Transcribe the following items line for line, without any changes, and leave the pictures out of your answer.

** START **

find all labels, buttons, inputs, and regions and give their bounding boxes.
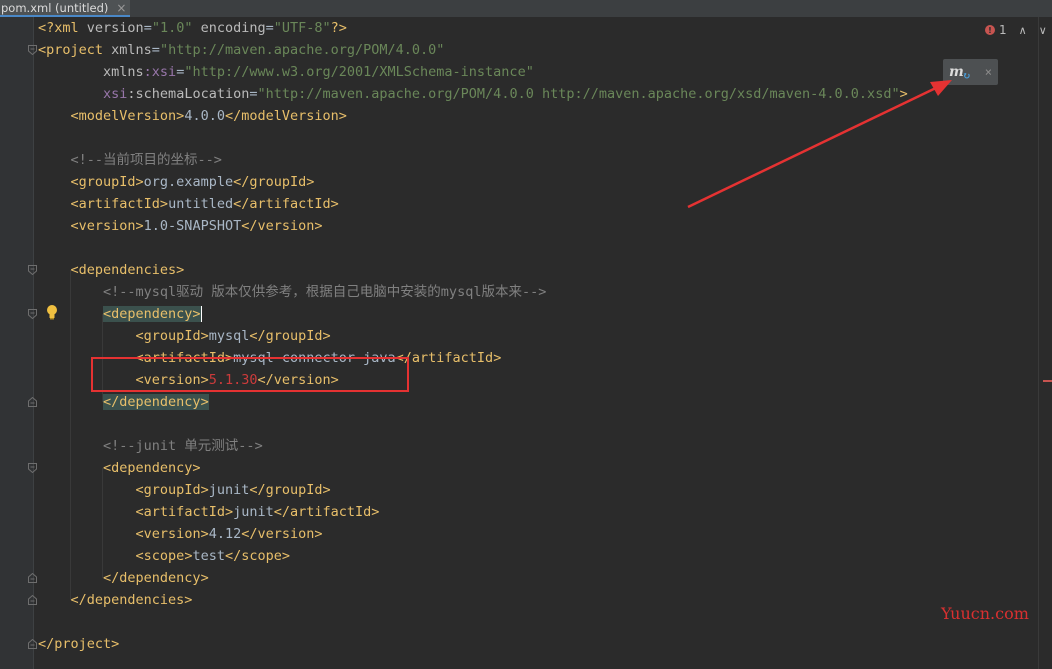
annotation-arrow [687, 80, 952, 209]
watermark-text: Yuucn.com [941, 604, 1029, 623]
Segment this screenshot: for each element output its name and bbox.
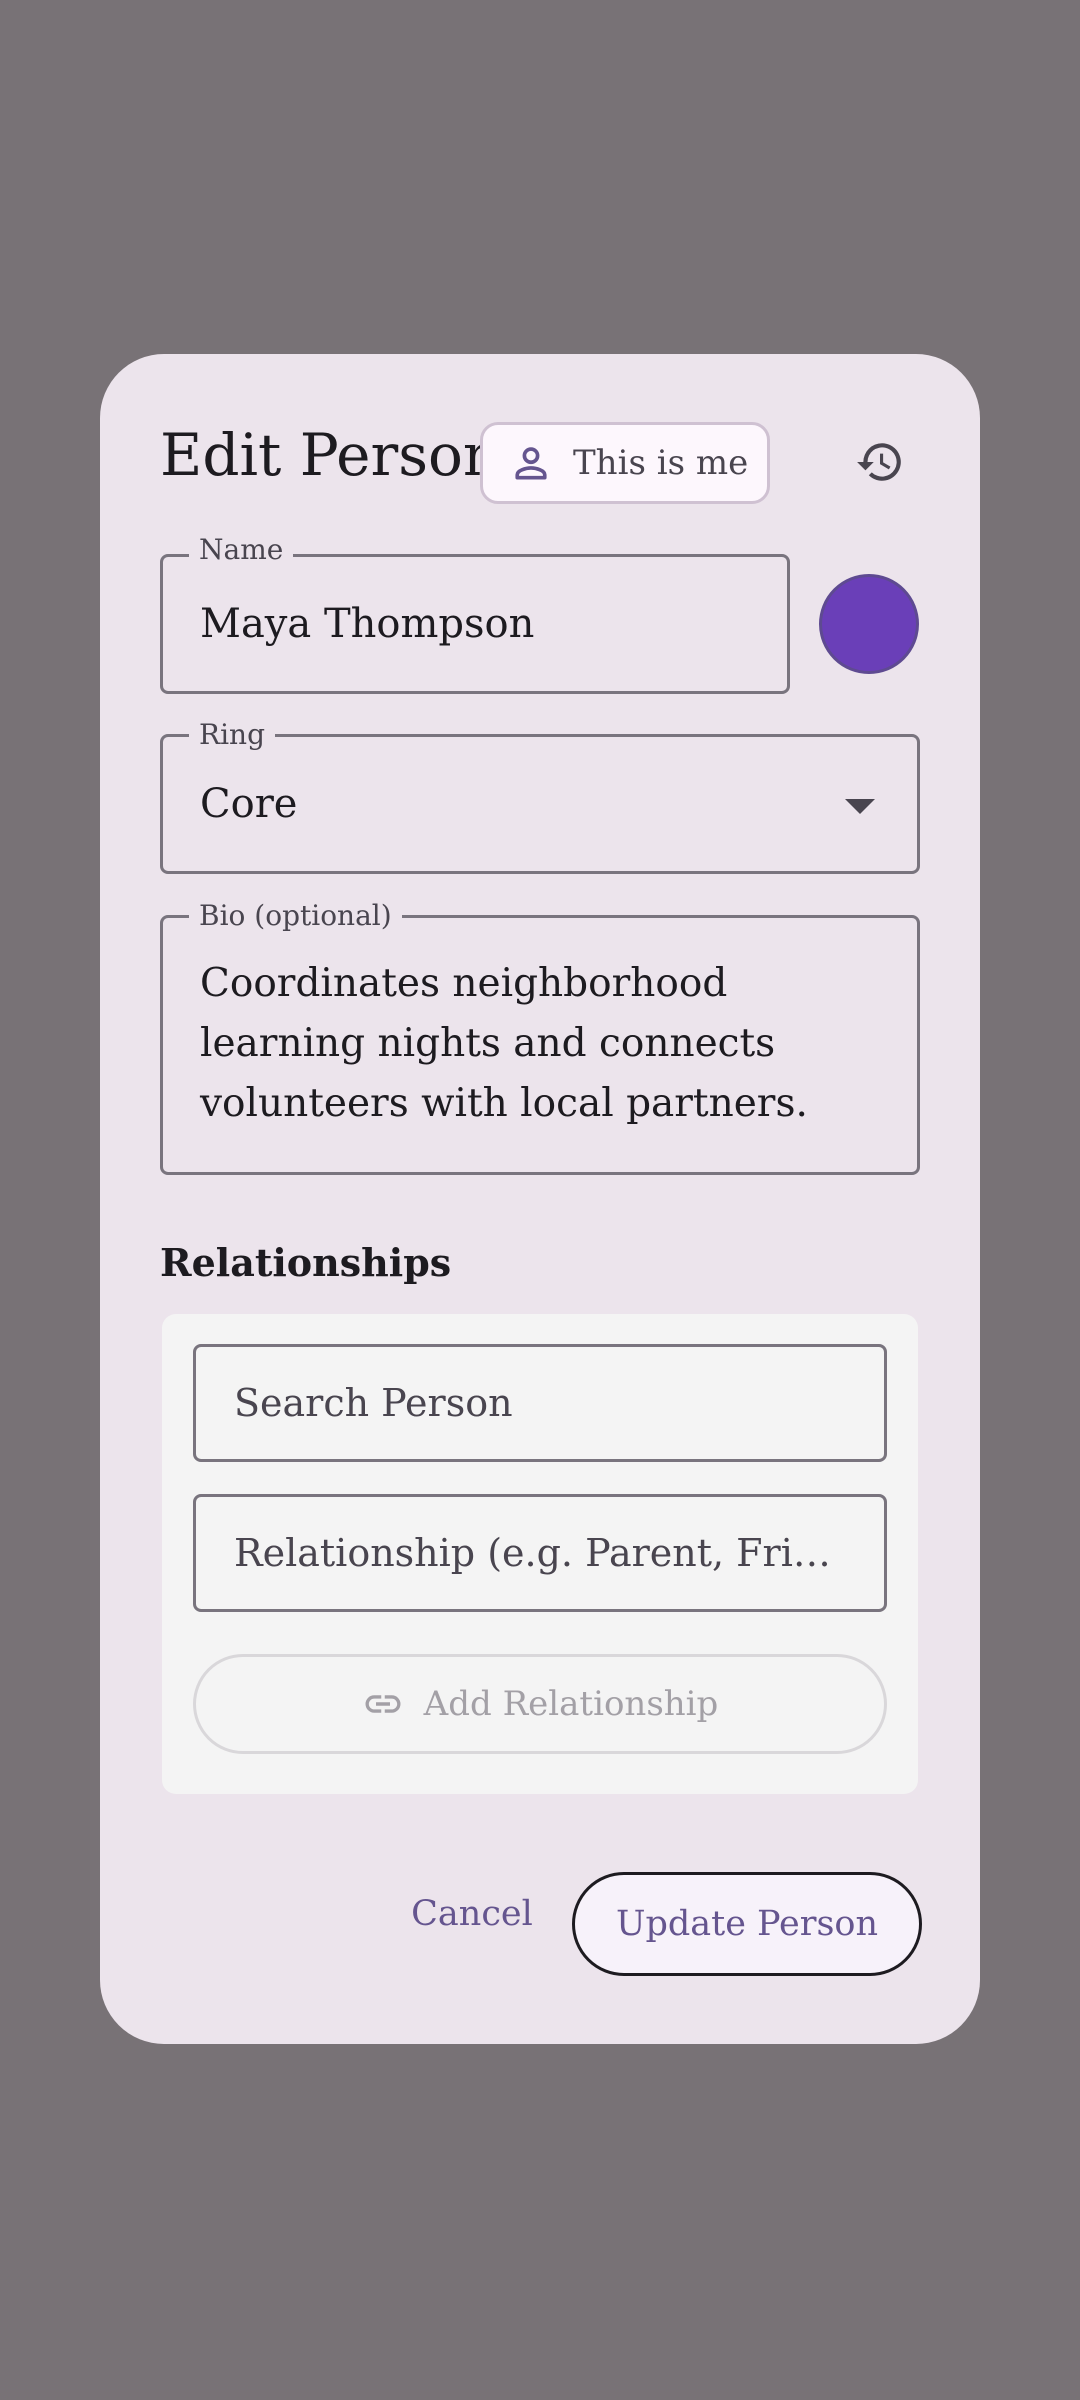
relationship-type-input[interactable]	[193, 1494, 887, 1612]
add-relationship-label: Add Relationship	[423, 1684, 719, 1724]
relationships-heading: Relationships	[160, 1240, 452, 1285]
update-person-button[interactable]: Update Person	[572, 1872, 922, 1976]
edit-person-dialog: Edit Person This is me Name Maya Thompso…	[100, 354, 980, 2044]
ring-dropdown[interactable]: Ring Core	[160, 715, 920, 874]
this-is-me-chip[interactable]: This is me	[480, 422, 770, 504]
name-field-label: Name	[189, 533, 294, 565]
person-icon	[509, 441, 553, 485]
relationships-card: Add Relationship	[162, 1314, 918, 1794]
add-relationship-button[interactable]: Add Relationship	[193, 1654, 887, 1754]
ring-field-label: Ring	[189, 715, 275, 755]
bio-field-value: Coordinates neighborhood learning nights…	[200, 961, 808, 1126]
dialog-title: Edit Person	[160, 421, 501, 489]
history-button[interactable]	[840, 424, 920, 504]
ring-field-value: Core	[200, 781, 298, 827]
bio-field-label: Bio (optional)	[189, 896, 402, 936]
name-field-value: Maya Thompson	[200, 601, 535, 647]
bio-field[interactable]: Bio (optional) Coordinates neighborhood …	[160, 896, 920, 1175]
cancel-button[interactable]: Cancel	[400, 1874, 544, 1954]
name-field[interactable]: Name Maya Thompson	[160, 533, 790, 694]
this-is-me-label: This is me	[573, 443, 749, 483]
color-picker-swatch[interactable]	[819, 574, 919, 674]
history-icon	[855, 437, 905, 491]
dropdown-arrow-icon	[845, 799, 875, 814]
search-person-input[interactable]	[193, 1344, 887, 1462]
link-icon	[362, 1683, 404, 1725]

** END **

* Result of this exercise
find all labels, buttons, inputs, and regions and give their bounding boxes.
annotation-arrow [687, 80, 952, 209]
watermark-text: Yuucn.com [941, 604, 1029, 623]
Segment this screenshot: for each element output its name and bbox.
relationship-type-input[interactable]	[193, 1494, 887, 1612]
add-relationship-label: Add Relationship	[423, 1684, 719, 1724]
relationships-heading: Relationships	[160, 1240, 452, 1285]
update-person-button[interactable]: Update Person	[572, 1872, 922, 1976]
edit-person-dialog: Edit Person This is me Name Maya Thompso…	[100, 354, 980, 2044]
ring-dropdown[interactable]: Ring Core	[160, 715, 920, 874]
this-is-me-chip[interactable]: This is me	[480, 422, 770, 504]
name-field-label: Name	[189, 533, 294, 565]
person-icon	[509, 441, 553, 485]
relationships-card: Add Relationship	[162, 1314, 918, 1794]
add-relationship-button[interactable]: Add Relationship	[193, 1654, 887, 1754]
ring-field-label: Ring	[189, 715, 275, 755]
bio-field-value: Coordinates neighborhood learning nights…	[200, 961, 808, 1126]
dialog-title: Edit Person	[160, 421, 501, 489]
history-button[interactable]	[840, 424, 920, 504]
ring-field-value: Core	[200, 781, 298, 827]
bio-field-label: Bio (optional)	[189, 896, 402, 936]
name-field-value: Maya Thompson	[200, 601, 535, 647]
bio-field[interactable]: Bio (optional) Coordinates neighborhood …	[160, 896, 920, 1175]
cancel-button[interactable]: Cancel	[400, 1874, 544, 1954]
name-field[interactable]: Name Maya Thompson	[160, 533, 790, 694]
this-is-me-label: This is me	[573, 443, 749, 483]
color-picker-swatch[interactable]	[819, 574, 919, 674]
history-icon	[855, 437, 905, 491]
dropdown-arrow-icon	[845, 799, 875, 814]
search-person-input[interactable]	[193, 1344, 887, 1462]
link-icon	[362, 1683, 404, 1725]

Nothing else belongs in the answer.